EXERCISE:
Report the number of lines below in which the word "Minska" occurs. Nothing else is needed.

---------- DATA FOR THIS TASK ----------

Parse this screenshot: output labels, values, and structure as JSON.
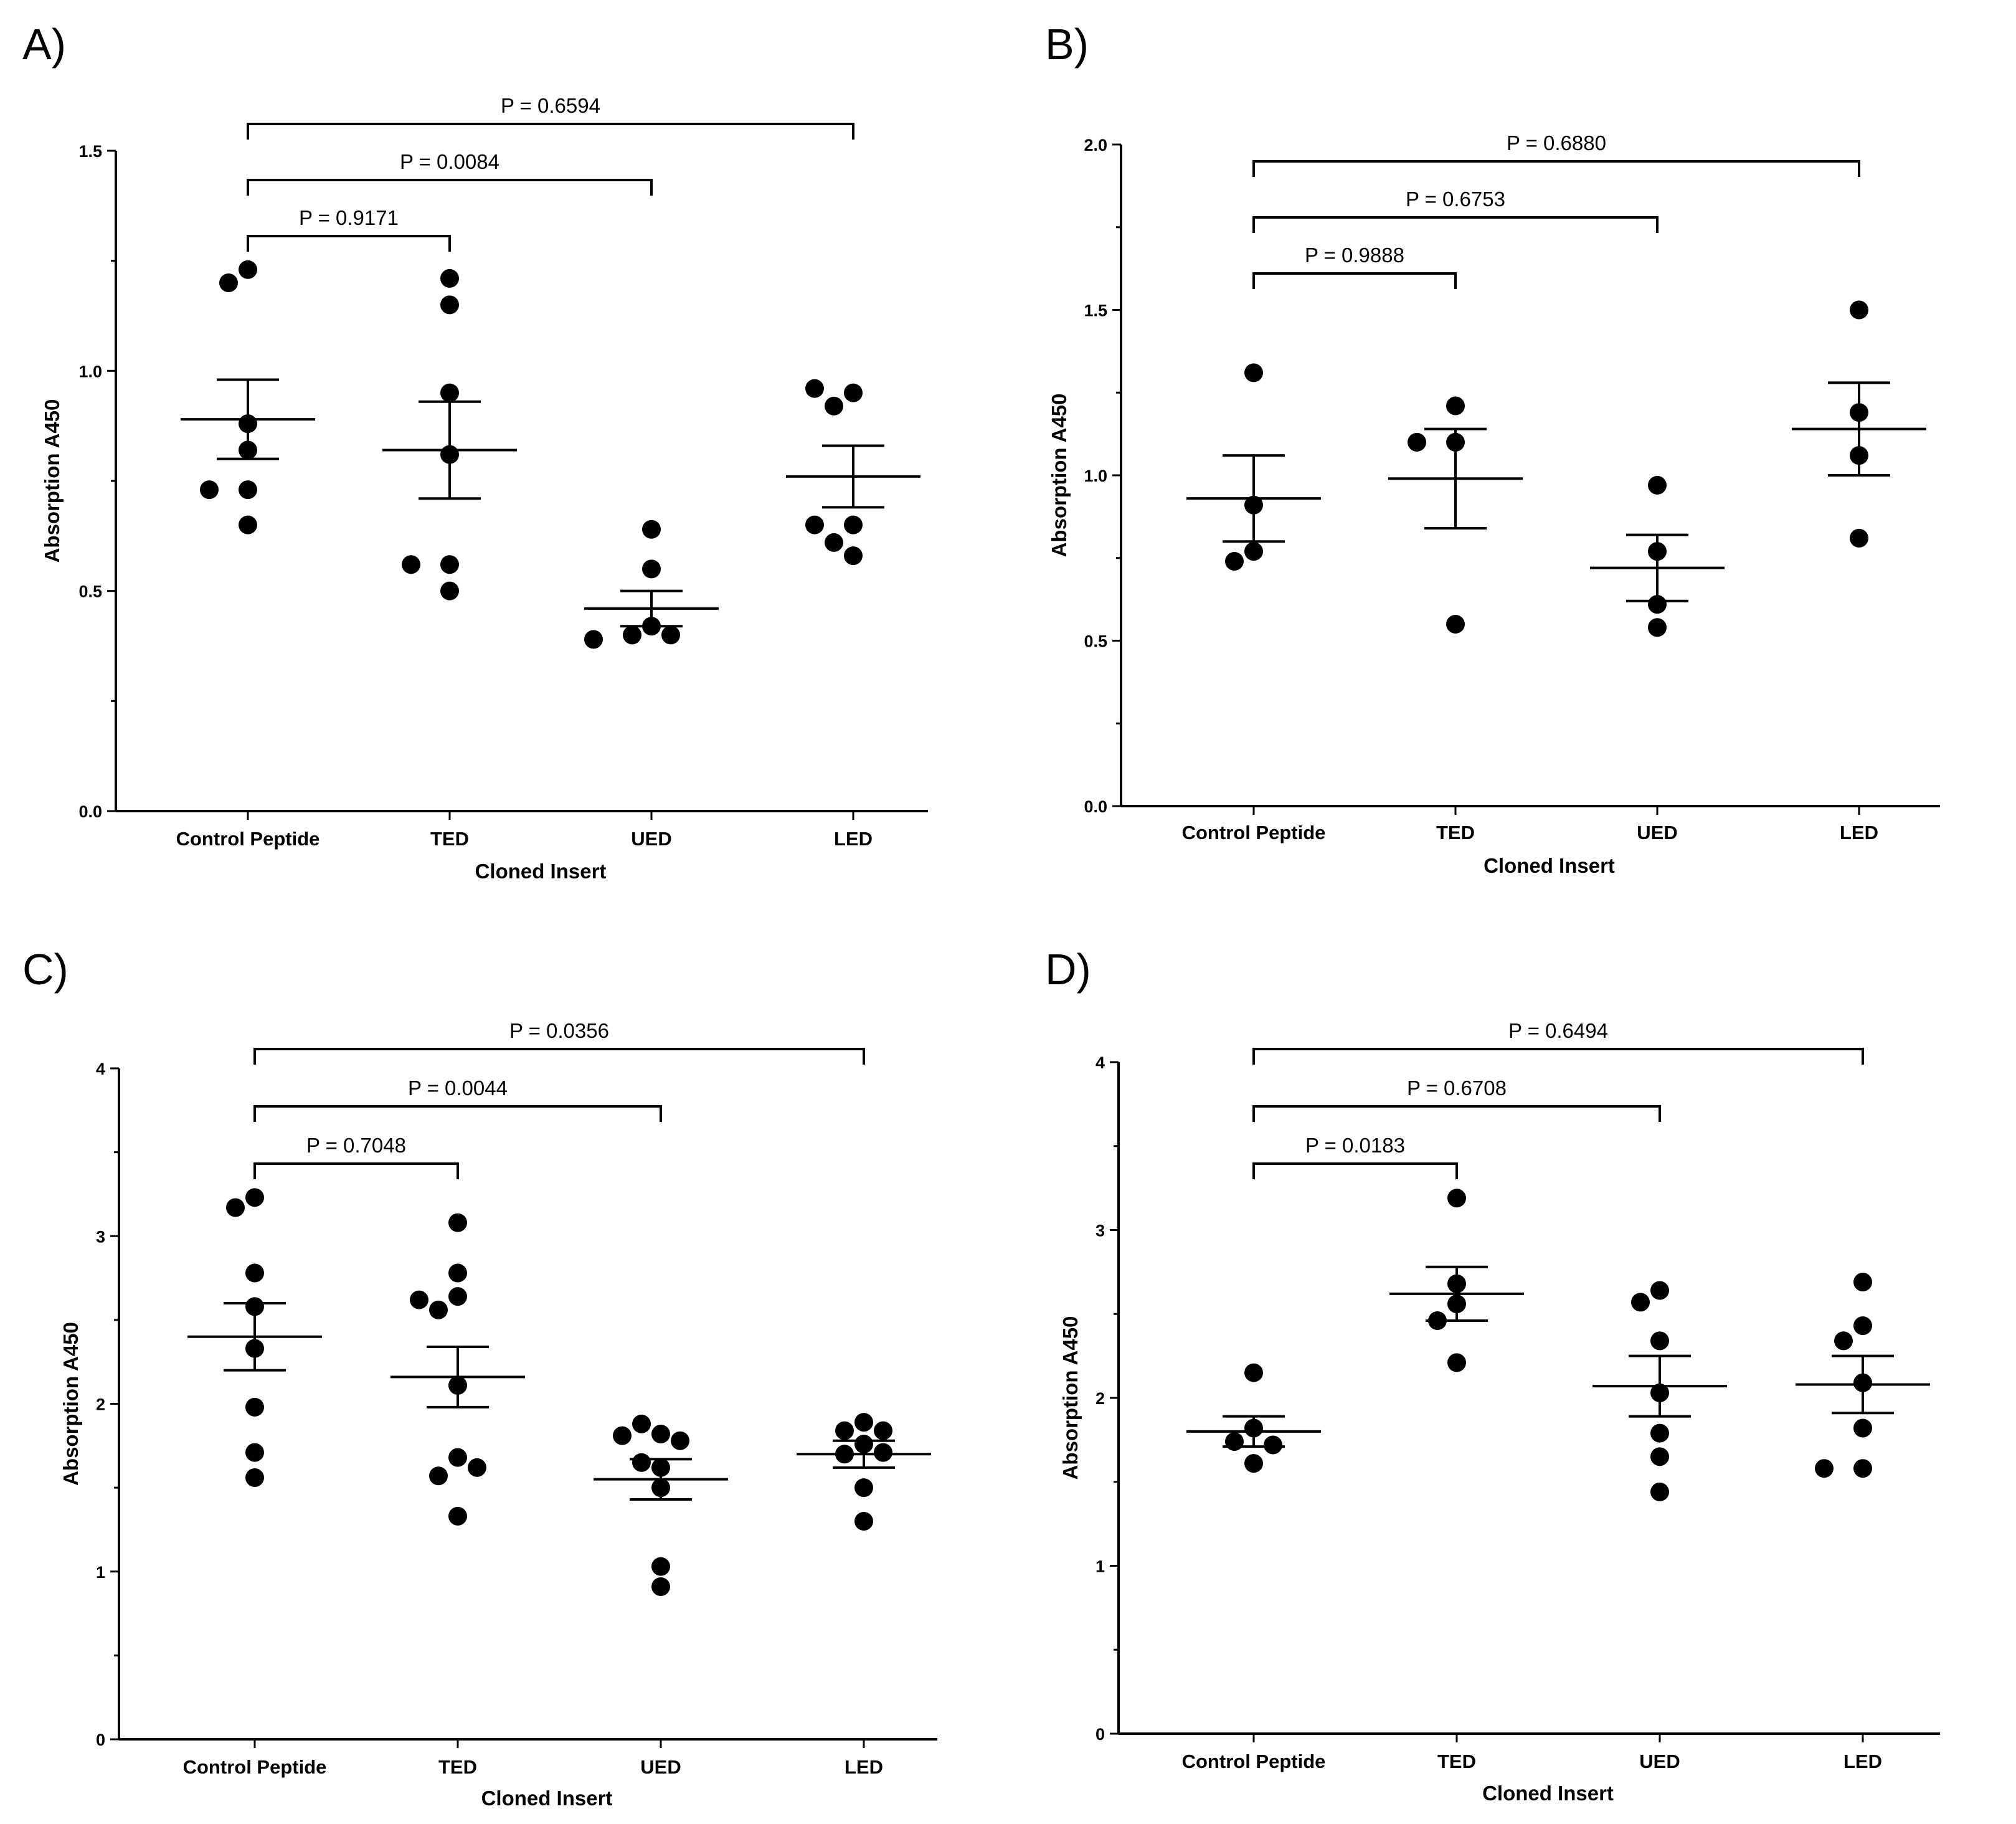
{
  "chart_data": [
    {
      "type": "scatter",
      "panel": "A)",
      "xlabel": "Cloned Insert",
      "ylabel": "Absorption A450",
      "categories": [
        "Control Peptide",
        "TED",
        "UED",
        "LED"
      ],
      "ylim": [
        0,
        1.5
      ],
      "yticks": [
        0.0,
        0.5,
        1.0,
        1.5
      ],
      "ytick_labels": [
        "0.0",
        "0.5",
        "1.0",
        "1.5"
      ],
      "minor_step": 0.25,
      "points": [
        [
          1.23,
          1.2,
          0.88,
          0.82,
          0.73,
          0.73,
          0.65
        ],
        [
          1.21,
          1.15,
          0.95,
          0.81,
          0.56,
          0.56,
          0.5
        ],
        [
          0.64,
          0.55,
          0.42,
          0.4,
          0.4,
          0.39
        ],
        [
          0.95,
          0.96,
          0.92,
          0.65,
          0.65,
          0.61,
          0.58
        ]
      ],
      "mean": [
        0.89,
        0.82,
        0.46,
        0.76
      ],
      "sem": [
        0.09,
        0.11,
        0.04,
        0.07
      ],
      "comparisons": [
        {
          "from": 0,
          "to": 1,
          "label": "P = 0.9171"
        },
        {
          "from": 0,
          "to": 2,
          "label": "P = 0.0084"
        },
        {
          "from": 0,
          "to": 3,
          "label": "P = 0.6594"
        }
      ]
    },
    {
      "type": "scatter",
      "panel": "B)",
      "xlabel": "Cloned Insert",
      "ylabel": "Absorption A450",
      "categories": [
        "Control Peptide",
        "TED",
        "UED",
        "LED"
      ],
      "ylim": [
        0,
        2.0
      ],
      "yticks": [
        0.0,
        0.5,
        1.0,
        1.5,
        2.0
      ],
      "ytick_labels": [
        "0.0",
        "0.5",
        "1.0",
        "1.5",
        "2.0"
      ],
      "minor_step": 0.25,
      "points": [
        [
          1.31,
          0.91,
          0.77,
          0.74
        ],
        [
          1.21,
          1.1,
          1.1,
          0.55
        ],
        [
          0.97,
          0.77,
          0.61,
          0.54
        ],
        [
          1.5,
          1.19,
          1.06,
          0.81
        ]
      ],
      "mean": [
        0.93,
        0.99,
        0.72,
        1.14
      ],
      "sem": [
        0.13,
        0.15,
        0.1,
        0.14
      ],
      "comparisons": [
        {
          "from": 0,
          "to": 1,
          "label": "P = 0.9888"
        },
        {
          "from": 0,
          "to": 2,
          "label": "P = 0.6753"
        },
        {
          "from": 0,
          "to": 3,
          "label": "P = 0.6880"
        }
      ]
    },
    {
      "type": "scatter",
      "panel": "C)",
      "xlabel": "Cloned Insert",
      "ylabel": "Absorption A450",
      "categories": [
        "Control Peptide",
        "TED",
        "UED",
        "LED"
      ],
      "ylim": [
        0,
        4
      ],
      "yticks": [
        0,
        1,
        2,
        3,
        4
      ],
      "ytick_labels": [
        "0",
        "1",
        "2",
        "3",
        "4"
      ],
      "minor_step": 0.5,
      "points": [
        [
          3.23,
          3.17,
          2.78,
          2.58,
          2.33,
          1.71,
          1.98,
          1.56
        ],
        [
          3.08,
          2.64,
          2.78,
          2.56,
          2.62,
          2.11,
          1.68,
          1.57,
          1.62,
          1.33
        ],
        [
          1.82,
          1.88,
          1.81,
          1.78,
          1.62,
          1.65,
          1.5,
          1.03,
          0.91
        ],
        [
          1.89,
          1.84,
          1.84,
          1.76,
          1.7,
          1.71,
          1.5,
          1.3
        ]
      ],
      "mean": [
        2.4,
        2.16,
        1.55,
        1.7
      ],
      "sem": [
        0.2,
        0.18,
        0.12,
        0.08
      ],
      "comparisons": [
        {
          "from": 0,
          "to": 1,
          "label": "P = 0.7048"
        },
        {
          "from": 0,
          "to": 2,
          "label": "P = 0.0044"
        },
        {
          "from": 0,
          "to": 3,
          "label": "P = 0.0356"
        }
      ]
    },
    {
      "type": "scatter",
      "panel": "D)",
      "xlabel": "Cloned Insert",
      "ylabel": "Absorption A450",
      "categories": [
        "Control Peptide",
        "TED",
        "UED",
        "LED"
      ],
      "ylim": [
        0,
        4
      ],
      "yticks": [
        0,
        1,
        2,
        3,
        4
      ],
      "ytick_labels": [
        "0",
        "1",
        "2",
        "3",
        "4"
      ],
      "minor_step": 0.5,
      "points": [
        [
          2.15,
          1.82,
          1.74,
          1.72,
          1.61
        ],
        [
          3.19,
          2.68,
          2.56,
          2.46,
          2.21
        ],
        [
          2.64,
          2.57,
          2.34,
          2.03,
          1.79,
          1.65,
          1.44
        ],
        [
          2.69,
          2.43,
          2.34,
          2.09,
          1.82,
          1.58,
          1.58
        ]
      ],
      "mean": [
        1.8,
        2.62,
        2.07,
        2.08
      ],
      "sem": [
        0.09,
        0.16,
        0.18,
        0.17
      ],
      "comparisons": [
        {
          "from": 0,
          "to": 1,
          "label": "P = 0.0183"
        },
        {
          "from": 0,
          "to": 2,
          "label": "P = 0.6708"
        },
        {
          "from": 0,
          "to": 3,
          "label": "P = 0.6494"
        }
      ]
    }
  ]
}
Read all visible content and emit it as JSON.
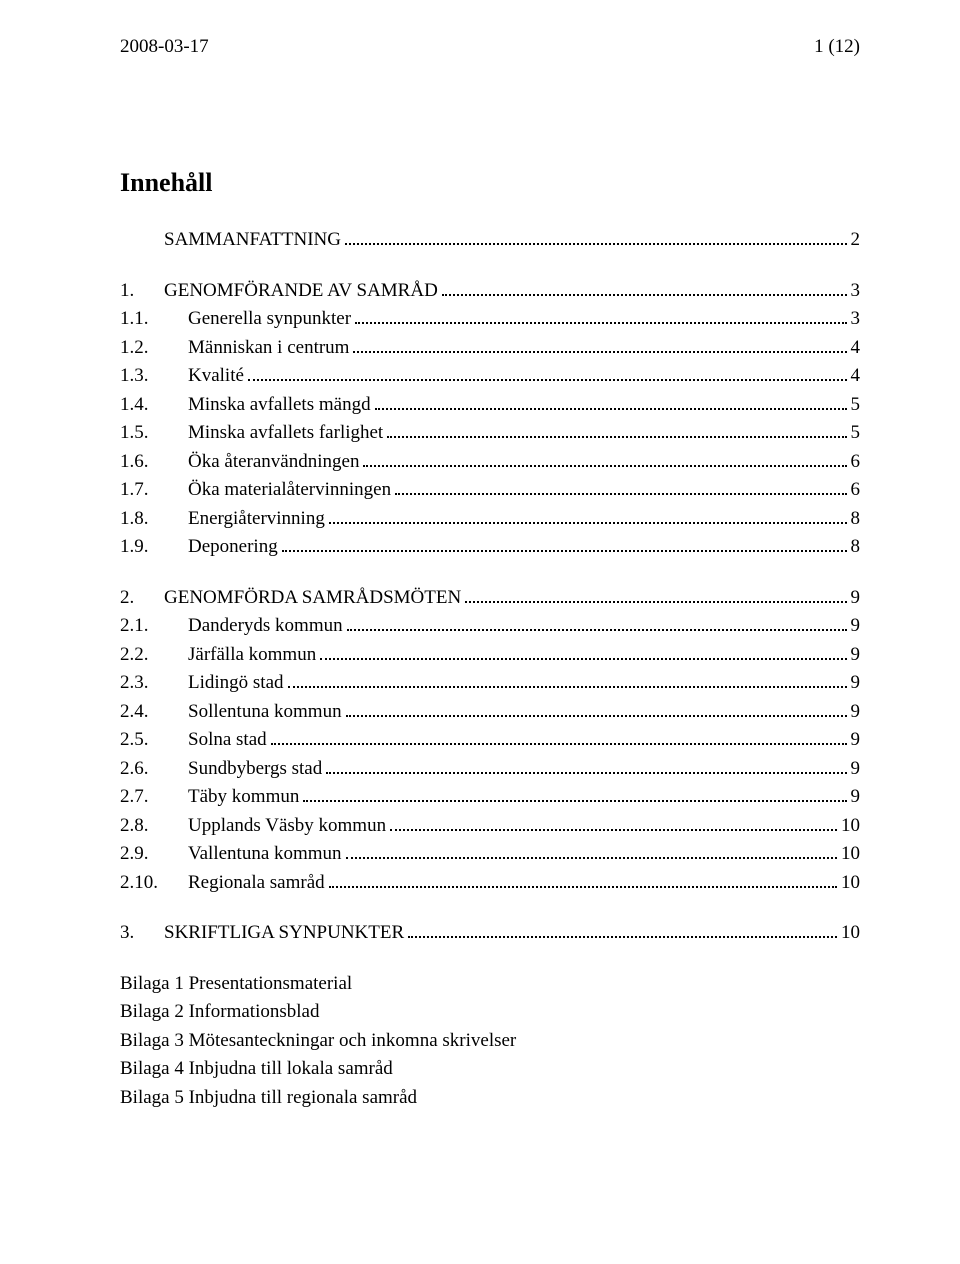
{
  "header": {
    "date": "2008-03-17",
    "page_indicator": "1 (12)"
  },
  "toc": {
    "title": "Innehåll",
    "entries": [
      {
        "level": 0,
        "num": "",
        "label": "SAMMANFATTNING",
        "page": "2",
        "gap_before": false
      },
      {
        "level": 0,
        "num": "1.",
        "label": "GENOMFÖRANDE AV SAMRÅD",
        "page": "3",
        "gap_before": true
      },
      {
        "level": 1,
        "num": "1.1.",
        "label": "Generella synpunkter",
        "page": "3",
        "gap_before": false
      },
      {
        "level": 1,
        "num": "1.2.",
        "label": "Människan i centrum",
        "page": "4",
        "gap_before": false
      },
      {
        "level": 1,
        "num": "1.3.",
        "label": "Kvalité",
        "page": "4",
        "gap_before": false
      },
      {
        "level": 1,
        "num": "1.4.",
        "label": "Minska avfallets mängd",
        "page": "5",
        "gap_before": false
      },
      {
        "level": 1,
        "num": "1.5.",
        "label": "Minska avfallets farlighet",
        "page": "5",
        "gap_before": false
      },
      {
        "level": 1,
        "num": "1.6.",
        "label": "Öka återanvändningen",
        "page": "6",
        "gap_before": false
      },
      {
        "level": 1,
        "num": "1.7.",
        "label": "Öka materialåtervinningen",
        "page": "6",
        "gap_before": false
      },
      {
        "level": 1,
        "num": "1.8.",
        "label": "Energiåtervinning",
        "page": "8",
        "gap_before": false
      },
      {
        "level": 1,
        "num": "1.9.",
        "label": "Deponering",
        "page": "8",
        "gap_before": false
      },
      {
        "level": 0,
        "num": "2.",
        "label": "GENOMFÖRDA SAMRÅDSMÖTEN",
        "page": "9",
        "gap_before": true
      },
      {
        "level": 1,
        "num": "2.1.",
        "label": "Danderyds kommun",
        "page": "9",
        "gap_before": false
      },
      {
        "level": 1,
        "num": "2.2.",
        "label": "Järfälla kommun",
        "page": "9",
        "gap_before": false
      },
      {
        "level": 1,
        "num": "2.3.",
        "label": "Lidingö stad",
        "page": "9",
        "gap_before": false
      },
      {
        "level": 1,
        "num": "2.4.",
        "label": "Sollentuna kommun",
        "page": "9",
        "gap_before": false
      },
      {
        "level": 1,
        "num": "2.5.",
        "label": "Solna stad",
        "page": "9",
        "gap_before": false
      },
      {
        "level": 1,
        "num": "2.6.",
        "label": "Sundbybergs stad",
        "page": "9",
        "gap_before": false
      },
      {
        "level": 1,
        "num": "2.7.",
        "label": "Täby kommun",
        "page": "9",
        "gap_before": false
      },
      {
        "level": 1,
        "num": "2.8.",
        "label": "Upplands Väsby kommun",
        "page": "10",
        "gap_before": false
      },
      {
        "level": 1,
        "num": "2.9.",
        "label": "Vallentuna kommun",
        "page": "10",
        "gap_before": false
      },
      {
        "level": 1,
        "num": "2.10.",
        "label": "Regionala samråd",
        "page": "10",
        "gap_before": false
      },
      {
        "level": 0,
        "num": "3.",
        "label": "SKRIFTLIGA SYNPUNKTER",
        "page": "10",
        "gap_before": true
      }
    ],
    "appendices": [
      "Bilaga 1 Presentationsmaterial",
      "Bilaga 2 Informationsblad",
      "Bilaga 3 Mötesanteckningar och inkomna skrivelser",
      "Bilaga 4 Inbjudna till lokala samråd",
      "Bilaga 5 Inbjudna till regionala samråd"
    ]
  }
}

----------

WRITTEN SOLUTION:
2